▶ [TASK TO COMPLETE]
Select the lines that hold the word "corrections" and copy each one.
▬▬▬▬▬▬▬▬▬▬
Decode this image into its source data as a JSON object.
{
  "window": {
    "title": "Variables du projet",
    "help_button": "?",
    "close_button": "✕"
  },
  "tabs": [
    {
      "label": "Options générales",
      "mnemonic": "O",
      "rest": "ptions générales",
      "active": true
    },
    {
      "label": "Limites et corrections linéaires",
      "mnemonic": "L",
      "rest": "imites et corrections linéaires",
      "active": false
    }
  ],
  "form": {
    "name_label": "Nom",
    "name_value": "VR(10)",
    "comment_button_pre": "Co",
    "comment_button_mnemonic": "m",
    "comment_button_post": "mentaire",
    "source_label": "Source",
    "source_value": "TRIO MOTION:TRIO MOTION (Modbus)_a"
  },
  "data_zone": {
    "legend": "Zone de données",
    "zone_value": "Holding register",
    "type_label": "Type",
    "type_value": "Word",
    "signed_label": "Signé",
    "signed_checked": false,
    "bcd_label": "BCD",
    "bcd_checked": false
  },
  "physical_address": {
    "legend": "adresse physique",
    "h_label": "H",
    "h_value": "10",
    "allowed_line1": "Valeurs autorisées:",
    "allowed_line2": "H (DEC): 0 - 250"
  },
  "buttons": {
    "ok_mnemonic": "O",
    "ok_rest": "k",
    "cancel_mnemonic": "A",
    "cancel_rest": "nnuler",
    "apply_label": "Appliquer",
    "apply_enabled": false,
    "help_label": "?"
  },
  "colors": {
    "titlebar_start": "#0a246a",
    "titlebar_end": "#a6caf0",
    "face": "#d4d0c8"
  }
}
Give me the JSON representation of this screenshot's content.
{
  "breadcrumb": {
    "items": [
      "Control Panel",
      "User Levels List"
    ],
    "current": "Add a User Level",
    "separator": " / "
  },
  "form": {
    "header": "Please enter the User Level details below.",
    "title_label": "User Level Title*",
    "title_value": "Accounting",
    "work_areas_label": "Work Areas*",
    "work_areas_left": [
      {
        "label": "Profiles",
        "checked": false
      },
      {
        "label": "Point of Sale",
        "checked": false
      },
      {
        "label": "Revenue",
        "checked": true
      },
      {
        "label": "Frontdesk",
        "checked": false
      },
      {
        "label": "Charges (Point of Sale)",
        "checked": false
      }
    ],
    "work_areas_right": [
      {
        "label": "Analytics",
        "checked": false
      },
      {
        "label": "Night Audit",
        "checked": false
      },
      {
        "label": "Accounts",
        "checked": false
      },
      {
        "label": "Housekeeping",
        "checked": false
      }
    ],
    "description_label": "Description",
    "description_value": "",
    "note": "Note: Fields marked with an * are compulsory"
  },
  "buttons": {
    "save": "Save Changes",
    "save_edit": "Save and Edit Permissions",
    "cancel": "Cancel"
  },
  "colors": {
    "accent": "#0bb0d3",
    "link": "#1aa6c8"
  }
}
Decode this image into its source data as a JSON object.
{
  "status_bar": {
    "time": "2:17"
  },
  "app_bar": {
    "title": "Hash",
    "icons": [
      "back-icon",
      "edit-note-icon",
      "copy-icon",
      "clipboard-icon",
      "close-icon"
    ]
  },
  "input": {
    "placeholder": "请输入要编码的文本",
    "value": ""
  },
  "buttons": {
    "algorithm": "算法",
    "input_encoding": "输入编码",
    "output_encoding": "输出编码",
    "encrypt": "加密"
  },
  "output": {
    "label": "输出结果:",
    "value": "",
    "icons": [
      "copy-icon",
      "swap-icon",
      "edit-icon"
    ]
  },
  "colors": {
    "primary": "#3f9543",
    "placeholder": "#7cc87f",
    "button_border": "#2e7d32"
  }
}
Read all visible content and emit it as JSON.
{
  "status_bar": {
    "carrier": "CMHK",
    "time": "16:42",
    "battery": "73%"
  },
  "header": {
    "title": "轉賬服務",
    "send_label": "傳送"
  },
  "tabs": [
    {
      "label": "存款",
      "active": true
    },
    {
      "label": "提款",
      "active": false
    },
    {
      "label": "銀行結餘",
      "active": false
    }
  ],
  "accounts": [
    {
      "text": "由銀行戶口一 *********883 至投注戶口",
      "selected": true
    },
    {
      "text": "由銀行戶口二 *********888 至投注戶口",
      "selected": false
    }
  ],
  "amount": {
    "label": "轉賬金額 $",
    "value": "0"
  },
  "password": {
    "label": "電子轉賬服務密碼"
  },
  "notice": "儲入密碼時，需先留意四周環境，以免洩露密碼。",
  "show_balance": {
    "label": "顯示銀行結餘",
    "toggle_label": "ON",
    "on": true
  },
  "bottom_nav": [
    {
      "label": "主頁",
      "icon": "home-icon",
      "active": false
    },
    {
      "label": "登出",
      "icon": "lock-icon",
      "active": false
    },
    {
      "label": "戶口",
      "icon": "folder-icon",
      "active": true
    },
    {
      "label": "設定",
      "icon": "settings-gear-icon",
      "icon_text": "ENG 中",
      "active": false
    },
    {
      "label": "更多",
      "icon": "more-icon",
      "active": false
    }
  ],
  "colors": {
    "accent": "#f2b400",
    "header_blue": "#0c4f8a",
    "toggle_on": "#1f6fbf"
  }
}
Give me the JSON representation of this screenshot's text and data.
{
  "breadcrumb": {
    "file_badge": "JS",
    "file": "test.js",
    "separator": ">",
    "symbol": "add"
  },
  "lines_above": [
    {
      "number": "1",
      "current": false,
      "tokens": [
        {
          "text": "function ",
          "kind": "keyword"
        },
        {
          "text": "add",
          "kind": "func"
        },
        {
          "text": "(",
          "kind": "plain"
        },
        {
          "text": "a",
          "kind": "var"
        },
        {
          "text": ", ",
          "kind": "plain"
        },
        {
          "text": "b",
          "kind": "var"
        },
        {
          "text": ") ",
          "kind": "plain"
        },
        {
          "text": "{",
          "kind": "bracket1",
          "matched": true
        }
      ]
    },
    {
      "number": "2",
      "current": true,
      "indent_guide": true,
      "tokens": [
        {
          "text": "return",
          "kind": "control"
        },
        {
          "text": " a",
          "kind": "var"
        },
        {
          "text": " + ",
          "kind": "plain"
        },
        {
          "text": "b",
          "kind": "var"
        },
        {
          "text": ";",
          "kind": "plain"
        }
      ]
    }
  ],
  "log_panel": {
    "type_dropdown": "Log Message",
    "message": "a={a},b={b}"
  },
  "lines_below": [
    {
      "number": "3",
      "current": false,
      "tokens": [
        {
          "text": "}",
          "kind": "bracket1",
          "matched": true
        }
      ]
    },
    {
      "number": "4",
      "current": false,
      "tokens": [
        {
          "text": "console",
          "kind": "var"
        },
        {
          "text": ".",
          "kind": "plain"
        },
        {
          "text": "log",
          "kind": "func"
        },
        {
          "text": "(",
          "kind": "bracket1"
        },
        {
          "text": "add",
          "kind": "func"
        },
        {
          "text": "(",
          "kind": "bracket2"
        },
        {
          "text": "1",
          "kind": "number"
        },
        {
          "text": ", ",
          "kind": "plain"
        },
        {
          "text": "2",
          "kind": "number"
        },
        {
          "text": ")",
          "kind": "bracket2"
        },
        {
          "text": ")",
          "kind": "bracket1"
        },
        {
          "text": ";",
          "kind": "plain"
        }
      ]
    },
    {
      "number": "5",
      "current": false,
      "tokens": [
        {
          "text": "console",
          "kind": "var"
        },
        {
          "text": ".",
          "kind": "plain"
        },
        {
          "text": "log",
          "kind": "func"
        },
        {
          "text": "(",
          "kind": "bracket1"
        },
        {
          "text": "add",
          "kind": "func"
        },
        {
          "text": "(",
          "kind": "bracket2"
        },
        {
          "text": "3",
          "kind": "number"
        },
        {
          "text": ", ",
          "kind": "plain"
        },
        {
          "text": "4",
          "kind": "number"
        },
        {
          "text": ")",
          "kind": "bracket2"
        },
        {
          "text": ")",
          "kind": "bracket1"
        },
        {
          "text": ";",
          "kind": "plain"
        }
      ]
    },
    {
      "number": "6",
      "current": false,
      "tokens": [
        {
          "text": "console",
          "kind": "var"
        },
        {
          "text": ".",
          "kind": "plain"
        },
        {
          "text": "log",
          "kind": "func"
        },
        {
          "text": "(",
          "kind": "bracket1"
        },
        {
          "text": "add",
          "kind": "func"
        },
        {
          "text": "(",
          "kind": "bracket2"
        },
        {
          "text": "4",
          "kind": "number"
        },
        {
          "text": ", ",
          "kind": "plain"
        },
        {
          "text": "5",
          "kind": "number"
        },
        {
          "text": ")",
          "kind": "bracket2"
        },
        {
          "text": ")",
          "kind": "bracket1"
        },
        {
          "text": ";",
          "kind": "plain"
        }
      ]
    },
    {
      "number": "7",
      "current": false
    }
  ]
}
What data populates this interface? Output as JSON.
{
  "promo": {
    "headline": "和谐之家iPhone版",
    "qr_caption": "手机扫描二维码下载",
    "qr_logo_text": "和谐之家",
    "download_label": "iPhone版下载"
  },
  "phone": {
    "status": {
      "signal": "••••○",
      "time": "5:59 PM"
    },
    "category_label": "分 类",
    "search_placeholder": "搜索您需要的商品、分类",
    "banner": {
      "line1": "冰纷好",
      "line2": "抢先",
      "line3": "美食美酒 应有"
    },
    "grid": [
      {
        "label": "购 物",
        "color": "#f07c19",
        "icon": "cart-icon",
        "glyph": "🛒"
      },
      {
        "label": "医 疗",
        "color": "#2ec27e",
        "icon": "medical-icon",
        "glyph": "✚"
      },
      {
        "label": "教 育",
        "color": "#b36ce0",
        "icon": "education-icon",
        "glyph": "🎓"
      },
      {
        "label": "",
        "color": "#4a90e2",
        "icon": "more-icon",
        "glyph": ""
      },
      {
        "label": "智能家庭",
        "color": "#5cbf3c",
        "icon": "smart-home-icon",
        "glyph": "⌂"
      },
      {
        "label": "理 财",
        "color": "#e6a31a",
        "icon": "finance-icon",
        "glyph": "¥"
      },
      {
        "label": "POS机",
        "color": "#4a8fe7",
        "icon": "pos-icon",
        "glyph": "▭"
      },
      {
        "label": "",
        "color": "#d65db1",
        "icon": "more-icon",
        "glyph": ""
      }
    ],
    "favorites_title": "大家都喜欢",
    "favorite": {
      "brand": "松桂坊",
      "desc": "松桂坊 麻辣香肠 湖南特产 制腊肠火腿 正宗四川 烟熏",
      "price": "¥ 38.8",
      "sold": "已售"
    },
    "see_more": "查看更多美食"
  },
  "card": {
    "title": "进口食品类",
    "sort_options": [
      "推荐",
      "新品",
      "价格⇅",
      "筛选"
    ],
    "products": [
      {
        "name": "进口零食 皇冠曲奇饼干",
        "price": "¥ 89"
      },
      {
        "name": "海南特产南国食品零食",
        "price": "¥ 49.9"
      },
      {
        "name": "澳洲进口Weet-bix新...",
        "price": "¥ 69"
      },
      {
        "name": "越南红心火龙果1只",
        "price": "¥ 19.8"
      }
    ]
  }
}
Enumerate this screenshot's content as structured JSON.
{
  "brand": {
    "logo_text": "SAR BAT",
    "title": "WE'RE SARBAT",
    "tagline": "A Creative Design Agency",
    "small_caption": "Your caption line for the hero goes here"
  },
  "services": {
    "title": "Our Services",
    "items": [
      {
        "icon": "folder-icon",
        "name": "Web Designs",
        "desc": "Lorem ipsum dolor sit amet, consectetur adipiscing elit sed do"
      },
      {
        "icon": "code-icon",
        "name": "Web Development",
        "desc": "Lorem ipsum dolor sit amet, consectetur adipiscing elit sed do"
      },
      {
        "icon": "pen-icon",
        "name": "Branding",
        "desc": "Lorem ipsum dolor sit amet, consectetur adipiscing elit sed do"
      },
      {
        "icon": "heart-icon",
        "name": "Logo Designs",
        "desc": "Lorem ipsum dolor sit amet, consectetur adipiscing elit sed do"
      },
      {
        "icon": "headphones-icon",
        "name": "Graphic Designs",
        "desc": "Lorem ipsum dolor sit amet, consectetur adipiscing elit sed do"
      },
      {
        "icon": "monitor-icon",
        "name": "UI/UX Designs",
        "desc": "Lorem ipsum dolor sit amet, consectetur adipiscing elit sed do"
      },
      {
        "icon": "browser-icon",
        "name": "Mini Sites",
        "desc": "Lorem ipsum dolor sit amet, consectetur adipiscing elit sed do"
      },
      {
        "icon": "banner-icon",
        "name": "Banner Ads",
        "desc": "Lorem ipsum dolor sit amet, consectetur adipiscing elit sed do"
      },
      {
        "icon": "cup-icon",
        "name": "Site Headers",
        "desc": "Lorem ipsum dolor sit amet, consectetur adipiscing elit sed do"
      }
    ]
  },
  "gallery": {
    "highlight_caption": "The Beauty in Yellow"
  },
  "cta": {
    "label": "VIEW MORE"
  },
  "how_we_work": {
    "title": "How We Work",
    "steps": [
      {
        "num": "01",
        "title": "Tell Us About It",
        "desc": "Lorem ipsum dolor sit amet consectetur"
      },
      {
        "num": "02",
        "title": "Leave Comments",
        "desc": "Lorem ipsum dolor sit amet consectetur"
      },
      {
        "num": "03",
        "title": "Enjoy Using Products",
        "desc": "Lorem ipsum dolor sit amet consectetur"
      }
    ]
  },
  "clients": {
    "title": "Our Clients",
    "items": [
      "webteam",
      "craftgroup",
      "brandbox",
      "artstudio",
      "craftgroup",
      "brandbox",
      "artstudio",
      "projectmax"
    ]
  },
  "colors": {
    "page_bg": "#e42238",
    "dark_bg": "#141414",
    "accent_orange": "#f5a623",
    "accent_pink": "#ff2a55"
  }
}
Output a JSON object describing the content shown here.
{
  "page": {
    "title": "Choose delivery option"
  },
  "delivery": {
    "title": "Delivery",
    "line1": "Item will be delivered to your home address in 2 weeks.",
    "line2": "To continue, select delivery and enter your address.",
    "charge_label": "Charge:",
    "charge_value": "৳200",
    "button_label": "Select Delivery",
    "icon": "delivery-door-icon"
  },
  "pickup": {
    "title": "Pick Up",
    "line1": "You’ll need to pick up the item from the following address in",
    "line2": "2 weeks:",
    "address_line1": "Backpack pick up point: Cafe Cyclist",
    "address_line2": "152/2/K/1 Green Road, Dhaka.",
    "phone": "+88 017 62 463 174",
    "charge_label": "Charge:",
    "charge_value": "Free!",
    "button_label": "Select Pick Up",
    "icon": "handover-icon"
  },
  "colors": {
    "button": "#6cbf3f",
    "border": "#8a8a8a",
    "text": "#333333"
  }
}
▬▬▬▬▬▬▬▬▬▬
▶ [EXERCISE RESPONSE]
      "label": "Limites et corrections linéaires",
      "rest": "imites et corrections linéaires",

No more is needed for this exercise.